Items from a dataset
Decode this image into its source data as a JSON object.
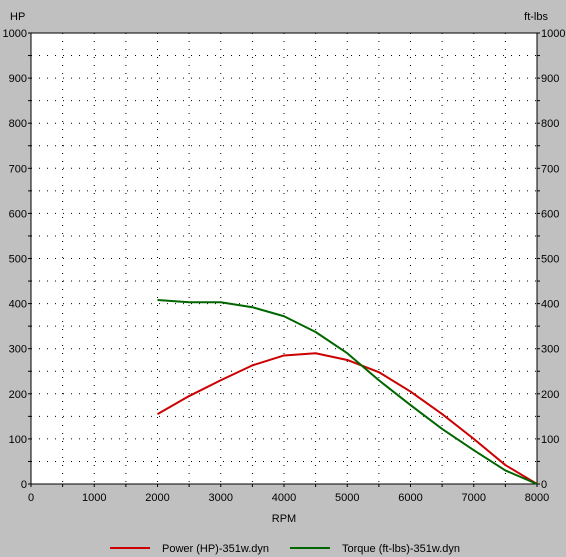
{
  "chart_data": {
    "type": "line",
    "x": [
      2000,
      2500,
      3000,
      3500,
      4000,
      4500,
      5000,
      5500,
      6000,
      6500,
      7000,
      7500,
      8000
    ],
    "xlabel": "RPM",
    "ylabel_left": "HP",
    "ylabel_right": "ft-lbs",
    "xlim": [
      0,
      8000
    ],
    "ylim": [
      0,
      1000
    ],
    "xticks": [
      0,
      1000,
      2000,
      3000,
      4000,
      5000,
      6000,
      7000,
      8000
    ],
    "yticks": [
      0,
      100,
      200,
      300,
      400,
      500,
      600,
      700,
      800,
      900,
      1000
    ],
    "grid": true,
    "legend_position": "bottom",
    "series": [
      {
        "name": "Power (HP)-351w.dyn",
        "color": "#cc0000",
        "values": [
          155,
          195,
          230,
          263,
          285,
          290,
          275,
          248,
          205,
          155,
          100,
          42,
          0
        ]
      },
      {
        "name": "Torque (ft-lbs)-351w.dyn",
        "color": "#006600",
        "values": [
          408,
          403,
          403,
          392,
          372,
          337,
          290,
          230,
          175,
          122,
          75,
          30,
          0
        ]
      }
    ]
  }
}
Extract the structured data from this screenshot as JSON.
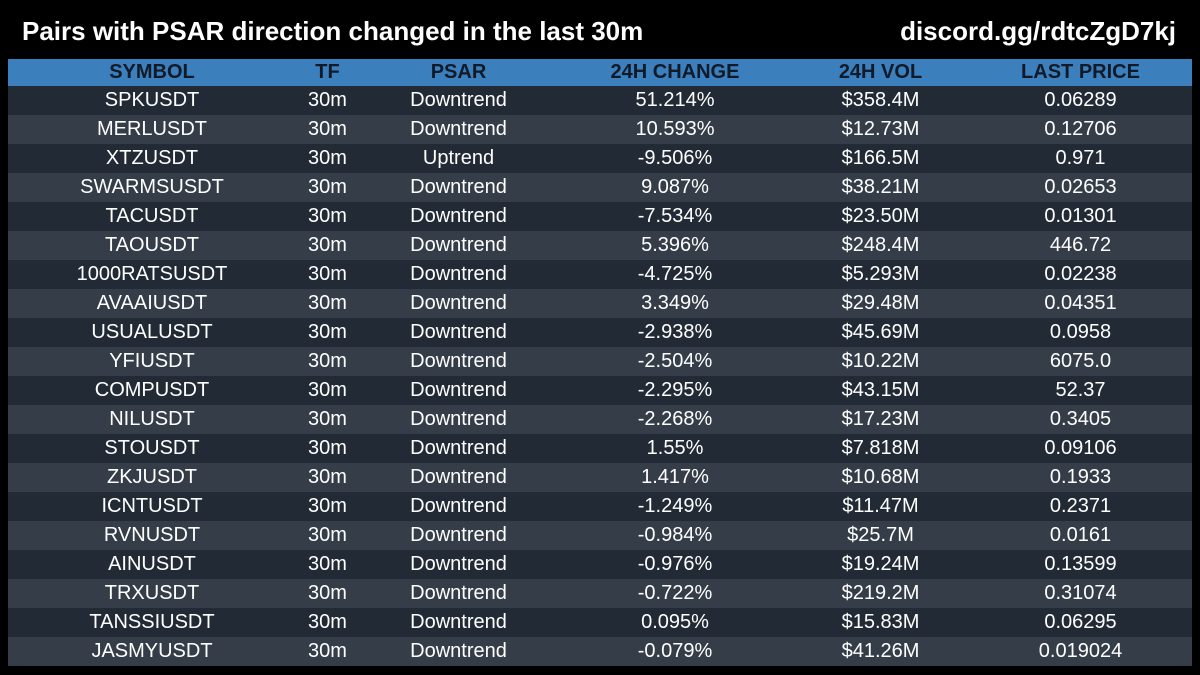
{
  "header": {
    "title": "Pairs with PSAR direction changed in the last 30m",
    "link": "discord.gg/rdtcZgD7kj"
  },
  "colors": {
    "header_bg": "#3b7fbd",
    "row_odd": "#222b35",
    "row_even": "#353e48",
    "page_bg": "#000000"
  },
  "table": {
    "columns": [
      "SYMBOL",
      "TF",
      "PSAR",
      "24H CHANGE",
      "24H VOL",
      "LAST PRICE"
    ],
    "rows": [
      [
        "SPKUSDT",
        "30m",
        "Downtrend",
        "51.214%",
        "$358.4M",
        "0.06289"
      ],
      [
        "MERLUSDT",
        "30m",
        "Downtrend",
        "10.593%",
        "$12.73M",
        "0.12706"
      ],
      [
        "XTZUSDT",
        "30m",
        "Uptrend",
        "-9.506%",
        "$166.5M",
        "0.971"
      ],
      [
        "SWARMSUSDT",
        "30m",
        "Downtrend",
        "9.087%",
        "$38.21M",
        "0.02653"
      ],
      [
        "TACUSDT",
        "30m",
        "Downtrend",
        "-7.534%",
        "$23.50M",
        "0.01301"
      ],
      [
        "TAOUSDT",
        "30m",
        "Downtrend",
        "5.396%",
        "$248.4M",
        "446.72"
      ],
      [
        "1000RATSUSDT",
        "30m",
        "Downtrend",
        "-4.725%",
        "$5.293M",
        "0.02238"
      ],
      [
        "AVAAIUSDT",
        "30m",
        "Downtrend",
        "3.349%",
        "$29.48M",
        "0.04351"
      ],
      [
        "USUALUSDT",
        "30m",
        "Downtrend",
        "-2.938%",
        "$45.69M",
        "0.0958"
      ],
      [
        "YFIUSDT",
        "30m",
        "Downtrend",
        "-2.504%",
        "$10.22M",
        "6075.0"
      ],
      [
        "COMPUSDT",
        "30m",
        "Downtrend",
        "-2.295%",
        "$43.15M",
        "52.37"
      ],
      [
        "NILUSDT",
        "30m",
        "Downtrend",
        "-2.268%",
        "$17.23M",
        "0.3405"
      ],
      [
        "STOUSDT",
        "30m",
        "Downtrend",
        "1.55%",
        "$7.818M",
        "0.09106"
      ],
      [
        "ZKJUSDT",
        "30m",
        "Downtrend",
        "1.417%",
        "$10.68M",
        "0.1933"
      ],
      [
        "ICNTUSDT",
        "30m",
        "Downtrend",
        "-1.249%",
        "$11.47M",
        "0.2371"
      ],
      [
        "RVNUSDT",
        "30m",
        "Downtrend",
        "-0.984%",
        "$25.7M",
        "0.0161"
      ],
      [
        "AINUSDT",
        "30m",
        "Downtrend",
        "-0.976%",
        "$19.24M",
        "0.13599"
      ],
      [
        "TRXUSDT",
        "30m",
        "Downtrend",
        "-0.722%",
        "$219.2M",
        "0.31074"
      ],
      [
        "TANSSIUSDT",
        "30m",
        "Downtrend",
        "0.095%",
        "$15.83M",
        "0.06295"
      ],
      [
        "JASMYUSDT",
        "30m",
        "Downtrend",
        "-0.079%",
        "$41.26M",
        "0.019024"
      ]
    ]
  }
}
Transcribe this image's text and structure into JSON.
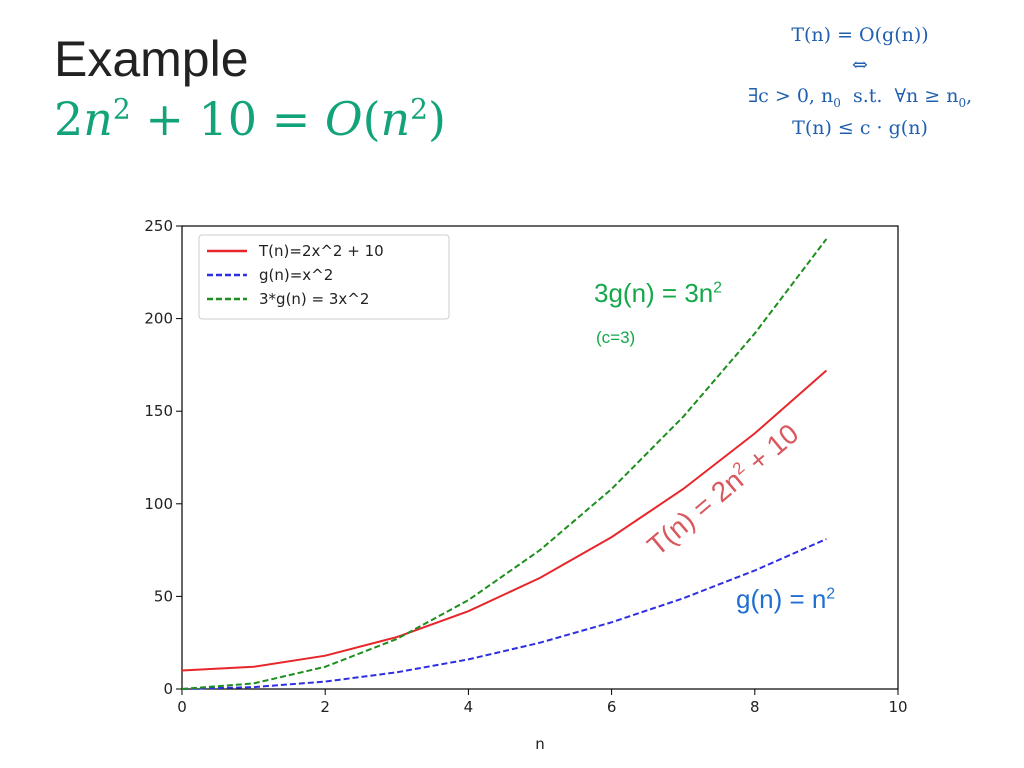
{
  "slide": {
    "title": "Example",
    "formula": {
      "lhs_coef": "2",
      "var": "n",
      "exp": "2",
      "plus_const": " + 10 = ",
      "big_o": "O",
      "open": "(",
      "close": ")"
    }
  },
  "definition": {
    "line1": "T(n) = O(g(n))",
    "line2": "⇔",
    "line3": "∃c > 0, n",
    "line3_sub": "0",
    "line3_rest": "  s.t.  ∀n ≥ n",
    "line3_sub2": "0",
    "line3_end": ",",
    "line4": "T(n) ≤ c · g(n)"
  },
  "annotations": {
    "upper_curve": {
      "text": "3g(n) = 3n",
      "sup": "2",
      "color": "#13a84a"
    },
    "c_note": {
      "text": "(c=3)",
      "color": "#13a84a"
    },
    "t_curve": {
      "text": "T(n) = 2n",
      "sup": "2",
      "tail": " + 10",
      "color": "#d9585e"
    },
    "g_curve": {
      "text": "g(n) = n",
      "sup": "2",
      "color": "#1f6fd0"
    }
  },
  "chart_data": {
    "type": "line",
    "xlabel": "n",
    "ylabel": "",
    "xlim": [
      0,
      10
    ],
    "ylim": [
      0,
      250
    ],
    "xticks": [
      0,
      2,
      4,
      6,
      8,
      10
    ],
    "yticks": [
      0,
      50,
      100,
      150,
      200,
      250
    ],
    "grid": false,
    "legend_position": "upper-left",
    "x": [
      0,
      1,
      2,
      3,
      4,
      5,
      6,
      7,
      8,
      9
    ],
    "series": [
      {
        "name": "T(n)=2x^2 + 10",
        "values": [
          10,
          12,
          18,
          28,
          42,
          60,
          82,
          108,
          138,
          172
        ],
        "color": "#e8262a",
        "dash": "solid"
      },
      {
        "name": "g(n)=x^2",
        "values": [
          0,
          1,
          4,
          9,
          16,
          25,
          36,
          49,
          64,
          81
        ],
        "color": "#2d2fe0",
        "dash": "dashed"
      },
      {
        "name": "3*g(n) = 3x^2",
        "values": [
          0,
          3,
          12,
          27,
          48,
          75,
          108,
          147,
          192,
          243
        ],
        "color": "#1e8f1e",
        "dash": "dashed"
      }
    ]
  }
}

▶ What is asked
Using the material above, return every line exactly as it appears, minus the pictures.

▶ Output
Decode this image into its source data as a JSON object.
{
  "chart_data": {
    "type": "line",
    "x": [
      2000,
      2500,
      3000,
      3500,
      4000,
      4500,
      5000,
      5500,
      6000,
      6500,
      7000,
      7500,
      8000
    ],
    "xlabel": "RPM",
    "ylabel_left": "HP",
    "ylabel_right": "ft-lbs",
    "xlim": [
      0,
      8000
    ],
    "ylim": [
      0,
      1000
    ],
    "xticks": [
      0,
      1000,
      2000,
      3000,
      4000,
      5000,
      6000,
      7000,
      8000
    ],
    "yticks": [
      0,
      100,
      200,
      300,
      400,
      500,
      600,
      700,
      800,
      900,
      1000
    ],
    "grid": true,
    "legend_position": "bottom",
    "series": [
      {
        "name": "Power (HP)-351w.dyn",
        "color": "#cc0000",
        "values": [
          155,
          195,
          230,
          263,
          285,
          290,
          275,
          248,
          205,
          155,
          100,
          42,
          0
        ]
      },
      {
        "name": "Torque (ft-lbs)-351w.dyn",
        "color": "#006600",
        "values": [
          408,
          403,
          403,
          392,
          372,
          337,
          290,
          230,
          175,
          122,
          75,
          30,
          0
        ]
      }
    ]
  }
}
Extract the structured data from this screenshot as JSON.
{
  "header": {
    "title": "Pairs with PSAR direction changed in the last 30m",
    "link": "discord.gg/rdtcZgD7kj"
  },
  "colors": {
    "header_bg": "#3b7fbd",
    "row_odd": "#222b35",
    "row_even": "#353e48",
    "page_bg": "#000000"
  },
  "table": {
    "columns": [
      "SYMBOL",
      "TF",
      "PSAR",
      "24H CHANGE",
      "24H VOL",
      "LAST PRICE"
    ],
    "rows": [
      [
        "SPKUSDT",
        "30m",
        "Downtrend",
        "51.214%",
        "$358.4M",
        "0.06289"
      ],
      [
        "MERLUSDT",
        "30m",
        "Downtrend",
        "10.593%",
        "$12.73M",
        "0.12706"
      ],
      [
        "XTZUSDT",
        "30m",
        "Uptrend",
        "-9.506%",
        "$166.5M",
        "0.971"
      ],
      [
        "SWARMSUSDT",
        "30m",
        "Downtrend",
        "9.087%",
        "$38.21M",
        "0.02653"
      ],
      [
        "TACUSDT",
        "30m",
        "Downtrend",
        "-7.534%",
        "$23.50M",
        "0.01301"
      ],
      [
        "TAOUSDT",
        "30m",
        "Downtrend",
        "5.396%",
        "$248.4M",
        "446.72"
      ],
      [
        "1000RATSUSDT",
        "30m",
        "Downtrend",
        "-4.725%",
        "$5.293M",
        "0.02238"
      ],
      [
        "AVAAIUSDT",
        "30m",
        "Downtrend",
        "3.349%",
        "$29.48M",
        "0.04351"
      ],
      [
        "USUALUSDT",
        "30m",
        "Downtrend",
        "-2.938%",
        "$45.69M",
        "0.0958"
      ],
      [
        "YFIUSDT",
        "30m",
        "Downtrend",
        "-2.504%",
        "$10.22M",
        "6075.0"
      ],
      [
        "COMPUSDT",
        "30m",
        "Downtrend",
        "-2.295%",
        "$43.15M",
        "52.37"
      ],
      [
        "NILUSDT",
        "30m",
        "Downtrend",
        "-2.268%",
        "$17.23M",
        "0.3405"
      ],
      [
        "STOUSDT",
        "30m",
        "Downtrend",
        "1.55%",
        "$7.818M",
        "0.09106"
      ],
      [
        "ZKJUSDT",
        "30m",
        "Downtrend",
        "1.417%",
        "$10.68M",
        "0.1933"
      ],
      [
        "ICNTUSDT",
        "30m",
        "Downtrend",
        "-1.249%",
        "$11.47M",
        "0.2371"
      ],
      [
        "RVNUSDT",
        "30m",
        "Downtrend",
        "-0.984%",
        "$25.7M",
        "0.0161"
      ],
      [
        "AINUSDT",
        "30m",
        "Downtrend",
        "-0.976%",
        "$19.24M",
        "0.13599"
      ],
      [
        "TRXUSDT",
        "30m",
        "Downtrend",
        "-0.722%",
        "$219.2M",
        "0.31074"
      ],
      [
        "TANSSIUSDT",
        "30m",
        "Downtrend",
        "0.095%",
        "$15.83M",
        "0.06295"
      ],
      [
        "JASMYUSDT",
        "30m",
        "Downtrend",
        "-0.079%",
        "$41.26M",
        "0.019024"
      ]
    ]
  }
}
Transcribe this image's text and structure into JSON.
{
  "slide": {
    "title": "Example",
    "formula": {
      "lhs_coef": "2",
      "var": "n",
      "exp": "2",
      "plus_const": " + 10 = ",
      "big_o": "O",
      "open": "(",
      "close": ")"
    }
  },
  "definition": {
    "line1": "T(n) = O(g(n))",
    "line2": "⇔",
    "line3": "∃c > 0, n",
    "line3_sub": "0",
    "line3_rest": "  s.t.  ∀n ≥ n",
    "line3_sub2": "0",
    "line3_end": ",",
    "line4": "T(n) ≤ c · g(n)"
  },
  "annotations": {
    "upper_curve": {
      "text": "3g(n) = 3n",
      "sup": "2",
      "color": "#13a84a"
    },
    "c_note": {
      "text": "(c=3)",
      "color": "#13a84a"
    },
    "t_curve": {
      "text": "T(n) = 2n",
      "sup": "2",
      "tail": " + 10",
      "color": "#d9585e"
    },
    "g_curve": {
      "text": "g(n) = n",
      "sup": "2",
      "color": "#1f6fd0"
    }
  },
  "chart_data": {
    "type": "line",
    "xlabel": "n",
    "ylabel": "",
    "xlim": [
      0,
      10
    ],
    "ylim": [
      0,
      250
    ],
    "xticks": [
      0,
      2,
      4,
      6,
      8,
      10
    ],
    "yticks": [
      0,
      50,
      100,
      150,
      200,
      250
    ],
    "grid": false,
    "legend_position": "upper-left",
    "x": [
      0,
      1,
      2,
      3,
      4,
      5,
      6,
      7,
      8,
      9
    ],
    "series": [
      {
        "name": "T(n)=2x^2 + 10",
        "values": [
          10,
          12,
          18,
          28,
          42,
          60,
          82,
          108,
          138,
          172
        ],
        "color": "#e8262a",
        "dash": "solid"
      },
      {
        "name": "g(n)=x^2",
        "values": [
          0,
          1,
          4,
          9,
          16,
          25,
          36,
          49,
          64,
          81
        ],
        "color": "#2d2fe0",
        "dash": "dashed"
      },
      {
        "name": "3*g(n) = 3x^2",
        "values": [
          0,
          3,
          12,
          27,
          48,
          75,
          108,
          147,
          192,
          243
        ],
        "color": "#1e8f1e",
        "dash": "dashed"
      }
    ]
  }
}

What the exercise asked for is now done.